THE PROBLEM. Retype only the stretch of the records that opens with the line containing "decompose this screenshot" and closes with the line containing "svg-text:10: 10 [466,446,478,458]", including both of those lines and keeping every character unchanged.

RECORDS TO PROCESS.
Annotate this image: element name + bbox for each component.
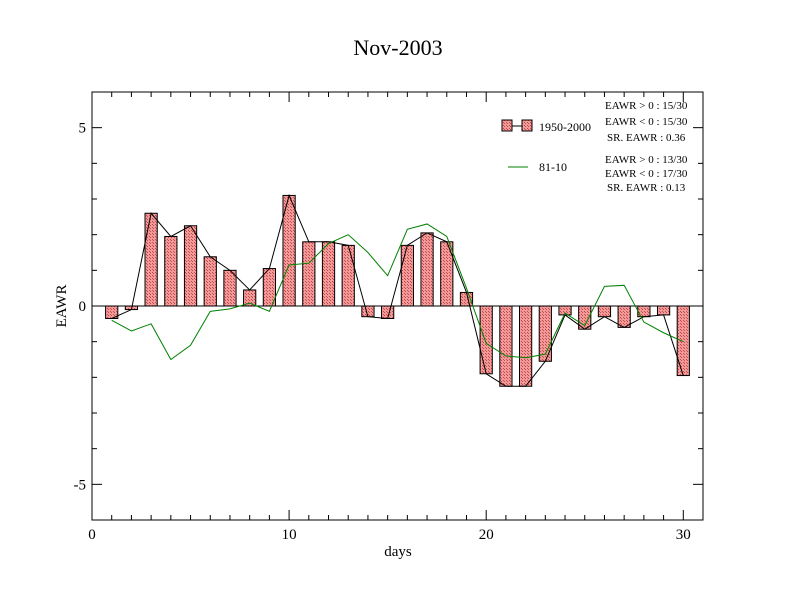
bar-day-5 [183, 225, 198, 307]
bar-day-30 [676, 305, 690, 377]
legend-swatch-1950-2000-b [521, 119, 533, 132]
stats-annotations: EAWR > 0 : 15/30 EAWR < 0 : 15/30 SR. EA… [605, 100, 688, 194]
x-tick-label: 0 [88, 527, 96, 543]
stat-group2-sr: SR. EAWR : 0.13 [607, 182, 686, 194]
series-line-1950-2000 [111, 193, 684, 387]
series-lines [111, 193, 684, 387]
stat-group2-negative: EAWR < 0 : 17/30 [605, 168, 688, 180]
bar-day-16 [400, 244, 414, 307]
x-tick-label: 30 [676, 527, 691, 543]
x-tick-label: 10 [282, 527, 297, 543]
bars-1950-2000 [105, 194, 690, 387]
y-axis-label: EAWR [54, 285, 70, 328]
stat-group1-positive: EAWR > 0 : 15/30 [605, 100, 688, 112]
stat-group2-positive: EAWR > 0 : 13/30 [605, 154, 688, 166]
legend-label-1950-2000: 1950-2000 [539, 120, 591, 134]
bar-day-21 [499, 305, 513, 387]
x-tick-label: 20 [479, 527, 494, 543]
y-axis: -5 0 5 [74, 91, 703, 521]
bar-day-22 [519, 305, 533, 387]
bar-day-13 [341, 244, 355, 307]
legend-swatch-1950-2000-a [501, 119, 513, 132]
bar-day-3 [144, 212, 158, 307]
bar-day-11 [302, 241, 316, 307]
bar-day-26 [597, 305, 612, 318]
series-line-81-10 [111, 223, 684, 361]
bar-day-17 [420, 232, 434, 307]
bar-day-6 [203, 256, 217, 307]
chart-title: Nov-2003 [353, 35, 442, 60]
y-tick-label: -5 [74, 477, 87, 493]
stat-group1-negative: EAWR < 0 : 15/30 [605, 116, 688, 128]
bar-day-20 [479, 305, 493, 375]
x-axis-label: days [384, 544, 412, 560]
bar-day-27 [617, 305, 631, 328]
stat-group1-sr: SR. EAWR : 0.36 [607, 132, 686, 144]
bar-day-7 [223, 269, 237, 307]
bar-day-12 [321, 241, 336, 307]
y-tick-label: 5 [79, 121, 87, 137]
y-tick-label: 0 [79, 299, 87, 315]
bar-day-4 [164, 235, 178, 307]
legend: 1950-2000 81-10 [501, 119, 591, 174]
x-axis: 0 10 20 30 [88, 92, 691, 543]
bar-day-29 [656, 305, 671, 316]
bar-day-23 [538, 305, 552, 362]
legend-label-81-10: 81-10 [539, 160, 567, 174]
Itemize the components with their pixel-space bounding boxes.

---

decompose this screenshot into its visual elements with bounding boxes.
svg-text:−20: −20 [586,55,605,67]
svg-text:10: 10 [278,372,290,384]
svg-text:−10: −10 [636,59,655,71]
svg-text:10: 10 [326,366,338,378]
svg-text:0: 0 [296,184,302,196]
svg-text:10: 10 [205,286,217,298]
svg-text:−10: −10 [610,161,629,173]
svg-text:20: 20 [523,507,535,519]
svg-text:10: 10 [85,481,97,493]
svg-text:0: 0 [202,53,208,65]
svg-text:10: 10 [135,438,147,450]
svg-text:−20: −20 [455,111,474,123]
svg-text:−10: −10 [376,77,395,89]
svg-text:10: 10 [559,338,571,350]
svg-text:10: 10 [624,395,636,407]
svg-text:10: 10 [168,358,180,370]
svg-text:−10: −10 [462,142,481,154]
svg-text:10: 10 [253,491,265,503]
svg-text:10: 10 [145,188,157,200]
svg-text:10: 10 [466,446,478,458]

WORKED SOLUTION.
decompose this screenshot into its visual elements with bounding boxes.
svg-text:−20: −20 [586,55,605,67]
svg-text:10: 10 [278,372,290,384]
svg-text:−10: −10 [636,59,655,71]
svg-text:10: 10 [326,366,338,378]
svg-text:0: 0 [296,184,302,196]
svg-text:10: 10 [205,286,217,298]
svg-text:−10: −10 [610,161,629,173]
svg-text:20: 20 [523,507,535,519]
svg-text:10: 10 [85,481,97,493]
svg-text:0: 0 [202,53,208,65]
svg-text:10: 10 [135,438,147,450]
svg-text:−20: −20 [455,111,474,123]
svg-text:−10: −10 [376,77,395,89]
svg-text:10: 10 [559,338,571,350]
svg-text:10: 10 [624,395,636,407]
svg-text:10: 10 [168,358,180,370]
svg-text:−10: −10 [462,142,481,154]
svg-text:10: 10 [253,491,265,503]
svg-text:10: 10 [145,188,157,200]
svg-text:10: 10 [466,446,478,458]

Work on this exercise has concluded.